Goal:
Omit every picture while repeating the entries exactly.

Source records:
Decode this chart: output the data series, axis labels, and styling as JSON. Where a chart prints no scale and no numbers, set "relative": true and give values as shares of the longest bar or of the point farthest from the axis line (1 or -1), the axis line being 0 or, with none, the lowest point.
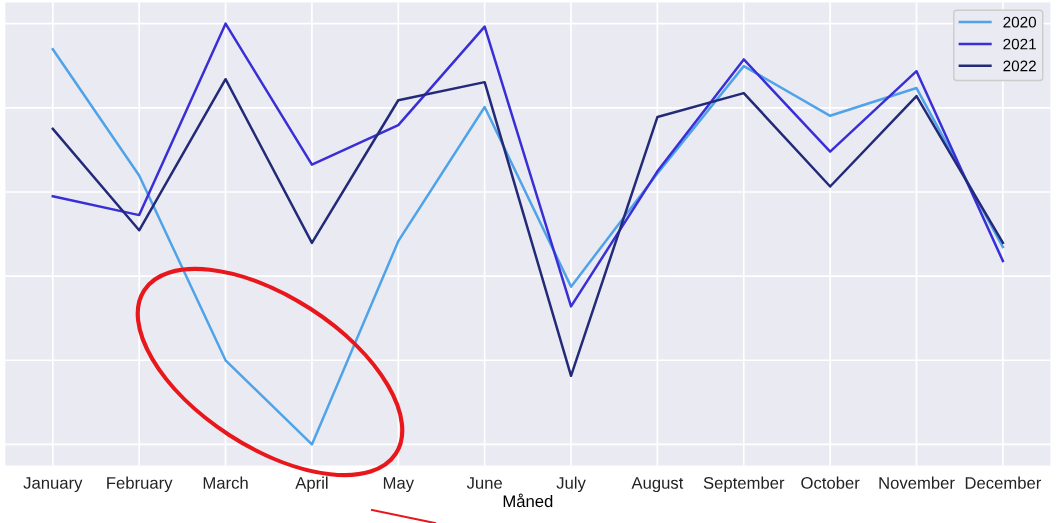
{
  "chart_data": {
    "type": "line",
    "relative": true,
    "xlabel": "Måned",
    "categories": [
      "January",
      "February",
      "March",
      "April",
      "May",
      "June",
      "July",
      "August",
      "September",
      "October",
      "November",
      "December"
    ],
    "series": [
      {
        "name": "2020",
        "color": "#4fa3e8",
        "values": [
          0.939,
          0.639,
          0.2,
          0,
          0.483,
          0.802,
          0.375,
          0.644,
          0.899,
          0.781,
          0.847,
          0.469
        ]
      },
      {
        "name": "2021",
        "color": "#3a2fd6",
        "values": [
          0.59,
          0.545,
          1,
          0.665,
          0.759,
          0.993,
          0.328,
          0.649,
          0.915,
          0.696,
          0.887,
          0.436
        ]
      },
      {
        "name": "2022",
        "color": "#232a78",
        "values": [
          0.75,
          0.509,
          0.868,
          0.479,
          0.818,
          0.861,
          0.163,
          0.778,
          0.835,
          0.613,
          0.828,
          0.479
        ]
      }
    ],
    "grid": true,
    "legend": "top right",
    "marker": "none",
    "line_style": "solid"
  }
}
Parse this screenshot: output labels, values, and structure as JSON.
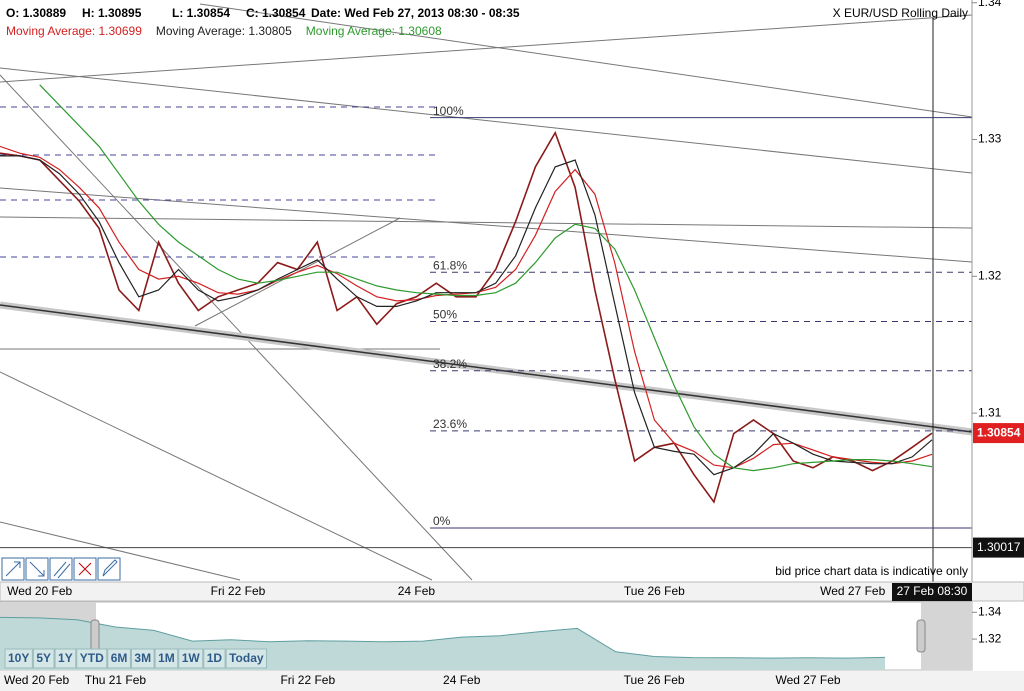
{
  "header": {
    "ohlc": [
      "O: 1.30889",
      "H: 1.30895",
      "L: 1.30854",
      "C: 1.30854"
    ],
    "date": "Date: Wed Feb 27, 2013 08:30 - 08:35",
    "instrument": "X EUR/USD Rolling Daily"
  },
  "notice": "bid price chart data is indicative only",
  "range_buttons": [
    "10Y",
    "5Y",
    "1Y",
    "YTD",
    "6M",
    "3M",
    "1M",
    "1W",
    "1D",
    "Today"
  ],
  "chart_data": [
    {
      "type": "line",
      "categories": [
        null,
        null,
        "Wed 20 Feb",
        null,
        null,
        null,
        null,
        null,
        null,
        null,
        null,
        null,
        "Fri 22 Feb",
        null,
        null,
        null,
        null,
        null,
        null,
        null,
        null,
        "24 Feb",
        null,
        null,
        null,
        null,
        null,
        null,
        null,
        null,
        null,
        null,
        null,
        "Tue 26 Feb",
        null,
        null,
        null,
        null,
        null,
        null,
        null,
        null,
        null,
        "Wed 27 Feb",
        null,
        null,
        null,
        "27 Feb 08:30"
      ],
      "series": [
        {
          "color": "#8b1a1a",
          "values": [
            1.329,
            1.3288,
            1.3285,
            1.327,
            1.3255,
            1.3235,
            1.319,
            1.3175,
            1.3225,
            1.3195,
            1.3175,
            1.3185,
            1.319,
            1.3195,
            1.321,
            1.3205,
            1.3225,
            1.3175,
            1.3185,
            1.3165,
            1.318,
            1.3185,
            1.3195,
            1.3185,
            1.3185,
            1.3205,
            1.324,
            1.328,
            1.3305,
            1.3265,
            1.319,
            1.3125,
            1.3065,
            1.3075,
            1.3078,
            1.3055,
            1.3035,
            1.3085,
            1.3095,
            1.3085,
            1.3065,
            1.306,
            1.3068,
            1.3065,
            1.3058,
            1.3065,
            1.3075,
            1.30854
          ]
        },
        {
          "name": "Moving Average: 1.30699",
          "color": "#d42020",
          "values": [
            1.3295,
            1.329,
            1.3287,
            1.3278,
            1.3265,
            1.325,
            1.3225,
            1.3205,
            1.3198,
            1.32,
            1.3195,
            1.3188,
            1.3187,
            1.319,
            1.3197,
            1.3203,
            1.3208,
            1.3202,
            1.3193,
            1.3185,
            1.3182,
            1.3183,
            1.3186,
            1.3187,
            1.3188,
            1.3192,
            1.3205,
            1.323,
            1.3262,
            1.3278,
            1.326,
            1.321,
            1.3145,
            1.3095,
            1.3078,
            1.3072,
            1.3062,
            1.306,
            1.3067,
            1.3077,
            1.3078,
            1.3073,
            1.3068,
            1.3066,
            1.3064,
            1.3063,
            1.3065,
            1.30699
          ]
        },
        {
          "name": "Moving Average: 1.30805",
          "color": "#222222",
          "values": [
            1.3288,
            1.3288,
            1.3285,
            1.3275,
            1.326,
            1.324,
            1.321,
            1.3185,
            1.319,
            1.3205,
            1.319,
            1.3182,
            1.3185,
            1.319,
            1.3198,
            1.3205,
            1.3212,
            1.3198,
            1.3185,
            1.3178,
            1.3178,
            1.3182,
            1.3188,
            1.3188,
            1.3188,
            1.3195,
            1.3215,
            1.325,
            1.328,
            1.3285,
            1.3245,
            1.318,
            1.3115,
            1.3075,
            1.3072,
            1.307,
            1.3055,
            1.306,
            1.307,
            1.3085,
            1.3078,
            1.307,
            1.3065,
            1.3064,
            1.3063,
            1.3063,
            1.3068,
            1.30805
          ]
        },
        {
          "name": "Moving Average: 1.30608",
          "color": "#2e9a2e",
          "values": [
            null,
            null,
            1.334,
            1.3325,
            1.331,
            1.3295,
            1.3275,
            1.3255,
            1.3238,
            1.3225,
            1.3215,
            1.3205,
            1.3198,
            1.3195,
            1.3197,
            1.32,
            1.3203,
            1.3203,
            1.3198,
            1.3193,
            1.319,
            1.3188,
            1.3187,
            1.3186,
            1.3186,
            1.3188,
            1.3195,
            1.321,
            1.3228,
            1.3238,
            1.3235,
            1.322,
            1.319,
            1.3155,
            1.312,
            1.309,
            1.307,
            1.306,
            1.3058,
            1.306,
            1.3063,
            1.3064,
            1.3065,
            1.3066,
            1.3066,
            1.3065,
            1.3063,
            1.30608
          ]
        }
      ],
      "ylim": [
        1.2978,
        1.3402
      ],
      "yticks": [
        1.34,
        1.33,
        1.32,
        1.31
      ],
      "fib_levels": [
        {
          "label": "100%",
          "value": 1.3316
        },
        {
          "label": "61.8%",
          "value": 1.3203
        },
        {
          "label": "50%",
          "value": 1.3167
        },
        {
          "label": "38.2%",
          "value": 1.3131
        },
        {
          "label": "23.6%",
          "value": 1.3087
        },
        {
          "label": "0%",
          "value": 1.3016
        }
      ],
      "last_price": 1.30854,
      "low_line": 1.30017
    },
    {
      "type": "area",
      "color": "#5f9ea0",
      "categories": [
        null,
        "Wed 20 Feb",
        null,
        "Thu 21 Feb",
        null,
        null,
        null,
        null,
        "Fri 22 Feb",
        null,
        null,
        null,
        "24 Feb",
        null,
        null,
        null,
        null,
        "Tue 26 Feb",
        null,
        null,
        null,
        "Wed 27 Feb",
        null,
        null
      ],
      "values": [
        1.3362,
        1.3358,
        1.3345,
        1.329,
        1.3265,
        1.3185,
        1.3195,
        1.318,
        1.3188,
        1.3185,
        1.318,
        1.3185,
        1.3215,
        1.3225,
        1.3255,
        1.328,
        1.3105,
        1.307,
        1.3062,
        1.306,
        1.3058,
        1.306,
        1.3058,
        1.3063
      ],
      "ylim": [
        1.2969,
        1.3477
      ],
      "yticks": [
        1.34,
        1.32
      ]
    }
  ]
}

Correct response:
Decode this chart: output the data series, axis labels, and styling as JSON. Where a chart prints no scale and no numbers, set "relative": true and give values as shares of the longest bar or of the point farthest from the axis line (1 or -1), the axis line being 0 or, with none, the lowest point.
{
  "chart_data": {
    "type": "line",
    "relative": true,
    "xlabel": "Måned",
    "categories": [
      "January",
      "February",
      "March",
      "April",
      "May",
      "June",
      "July",
      "August",
      "September",
      "October",
      "November",
      "December"
    ],
    "series": [
      {
        "name": "2020",
        "color": "#4fa3e8",
        "values": [
          0.939,
          0.639,
          0.2,
          0,
          0.483,
          0.802,
          0.375,
          0.644,
          0.899,
          0.781,
          0.847,
          0.469
        ]
      },
      {
        "name": "2021",
        "color": "#3a2fd6",
        "values": [
          0.59,
          0.545,
          1,
          0.665,
          0.759,
          0.993,
          0.328,
          0.649,
          0.915,
          0.696,
          0.887,
          0.436
        ]
      },
      {
        "name": "2022",
        "color": "#232a78",
        "values": [
          0.75,
          0.509,
          0.868,
          0.479,
          0.818,
          0.861,
          0.163,
          0.778,
          0.835,
          0.613,
          0.828,
          0.479
        ]
      }
    ],
    "grid": true,
    "legend": "top right",
    "marker": "none",
    "line_style": "solid"
  }
}
Parse this screenshot: output labels, values, and structure as JSON.
{
  "header": {
    "ohlc": [
      "O: 1.30889",
      "H: 1.30895",
      "L: 1.30854",
      "C: 1.30854"
    ],
    "date": "Date: Wed Feb 27, 2013 08:30 - 08:35",
    "instrument": "X EUR/USD Rolling Daily"
  },
  "notice": "bid price chart data is indicative only",
  "range_buttons": [
    "10Y",
    "5Y",
    "1Y",
    "YTD",
    "6M",
    "3M",
    "1M",
    "1W",
    "1D",
    "Today"
  ],
  "chart_data": [
    {
      "type": "line",
      "categories": [
        null,
        null,
        "Wed 20 Feb",
        null,
        null,
        null,
        null,
        null,
        null,
        null,
        null,
        null,
        "Fri 22 Feb",
        null,
        null,
        null,
        null,
        null,
        null,
        null,
        null,
        "24 Feb",
        null,
        null,
        null,
        null,
        null,
        null,
        null,
        null,
        null,
        null,
        null,
        "Tue 26 Feb",
        null,
        null,
        null,
        null,
        null,
        null,
        null,
        null,
        null,
        "Wed 27 Feb",
        null,
        null,
        null,
        "27 Feb 08:30"
      ],
      "series": [
        {
          "color": "#8b1a1a",
          "values": [
            1.329,
            1.3288,
            1.3285,
            1.327,
            1.3255,
            1.3235,
            1.319,
            1.3175,
            1.3225,
            1.3195,
            1.3175,
            1.3185,
            1.319,
            1.3195,
            1.321,
            1.3205,
            1.3225,
            1.3175,
            1.3185,
            1.3165,
            1.318,
            1.3185,
            1.3195,
            1.3185,
            1.3185,
            1.3205,
            1.324,
            1.328,
            1.3305,
            1.3265,
            1.319,
            1.3125,
            1.3065,
            1.3075,
            1.3078,
            1.3055,
            1.3035,
            1.3085,
            1.3095,
            1.3085,
            1.3065,
            1.306,
            1.3068,
            1.3065,
            1.3058,
            1.3065,
            1.3075,
            1.30854
          ]
        },
        {
          "name": "Moving Average: 1.30699",
          "color": "#d42020",
          "values": [
            1.3295,
            1.329,
            1.3287,
            1.3278,
            1.3265,
            1.325,
            1.3225,
            1.3205,
            1.3198,
            1.32,
            1.3195,
            1.3188,
            1.3187,
            1.319,
            1.3197,
            1.3203,
            1.3208,
            1.3202,
            1.3193,
            1.3185,
            1.3182,
            1.3183,
            1.3186,
            1.3187,
            1.3188,
            1.3192,
            1.3205,
            1.323,
            1.3262,
            1.3278,
            1.326,
            1.321,
            1.3145,
            1.3095,
            1.3078,
            1.3072,
            1.3062,
            1.306,
            1.3067,
            1.3077,
            1.3078,
            1.3073,
            1.3068,
            1.3066,
            1.3064,
            1.3063,
            1.3065,
            1.30699
          ]
        },
        {
          "name": "Moving Average: 1.30805",
          "color": "#222222",
          "values": [
            1.3288,
            1.3288,
            1.3285,
            1.3275,
            1.326,
            1.324,
            1.321,
            1.3185,
            1.319,
            1.3205,
            1.319,
            1.3182,
            1.3185,
            1.319,
            1.3198,
            1.3205,
            1.3212,
            1.3198,
            1.3185,
            1.3178,
            1.3178,
            1.3182,
            1.3188,
            1.3188,
            1.3188,
            1.3195,
            1.3215,
            1.325,
            1.328,
            1.3285,
            1.3245,
            1.318,
            1.3115,
            1.3075,
            1.3072,
            1.307,
            1.3055,
            1.306,
            1.307,
            1.3085,
            1.3078,
            1.307,
            1.3065,
            1.3064,
            1.3063,
            1.3063,
            1.3068,
            1.30805
          ]
        },
        {
          "name": "Moving Average: 1.30608",
          "color": "#2e9a2e",
          "values": [
            null,
            null,
            1.334,
            1.3325,
            1.331,
            1.3295,
            1.3275,
            1.3255,
            1.3238,
            1.3225,
            1.3215,
            1.3205,
            1.3198,
            1.3195,
            1.3197,
            1.32,
            1.3203,
            1.3203,
            1.3198,
            1.3193,
            1.319,
            1.3188,
            1.3187,
            1.3186,
            1.3186,
            1.3188,
            1.3195,
            1.321,
            1.3228,
            1.3238,
            1.3235,
            1.322,
            1.319,
            1.3155,
            1.312,
            1.309,
            1.307,
            1.306,
            1.3058,
            1.306,
            1.3063,
            1.3064,
            1.3065,
            1.3066,
            1.3066,
            1.3065,
            1.3063,
            1.30608
          ]
        }
      ],
      "ylim": [
        1.2978,
        1.3402
      ],
      "yticks": [
        1.34,
        1.33,
        1.32,
        1.31
      ],
      "fib_levels": [
        {
          "label": "100%",
          "value": 1.3316
        },
        {
          "label": "61.8%",
          "value": 1.3203
        },
        {
          "label": "50%",
          "value": 1.3167
        },
        {
          "label": "38.2%",
          "value": 1.3131
        },
        {
          "label": "23.6%",
          "value": 1.3087
        },
        {
          "label": "0%",
          "value": 1.3016
        }
      ],
      "last_price": 1.30854,
      "low_line": 1.30017
    },
    {
      "type": "area",
      "color": "#5f9ea0",
      "categories": [
        null,
        "Wed 20 Feb",
        null,
        "Thu 21 Feb",
        null,
        null,
        null,
        null,
        "Fri 22 Feb",
        null,
        null,
        null,
        "24 Feb",
        null,
        null,
        null,
        null,
        "Tue 26 Feb",
        null,
        null,
        null,
        "Wed 27 Feb",
        null,
        null
      ],
      "values": [
        1.3362,
        1.3358,
        1.3345,
        1.329,
        1.3265,
        1.3185,
        1.3195,
        1.318,
        1.3188,
        1.3185,
        1.318,
        1.3185,
        1.3215,
        1.3225,
        1.3255,
        1.328,
        1.3105,
        1.307,
        1.3062,
        1.306,
        1.3058,
        1.306,
        1.3058,
        1.3063
      ],
      "ylim": [
        1.2969,
        1.3477
      ],
      "yticks": [
        1.34,
        1.32
      ]
    }
  ]
}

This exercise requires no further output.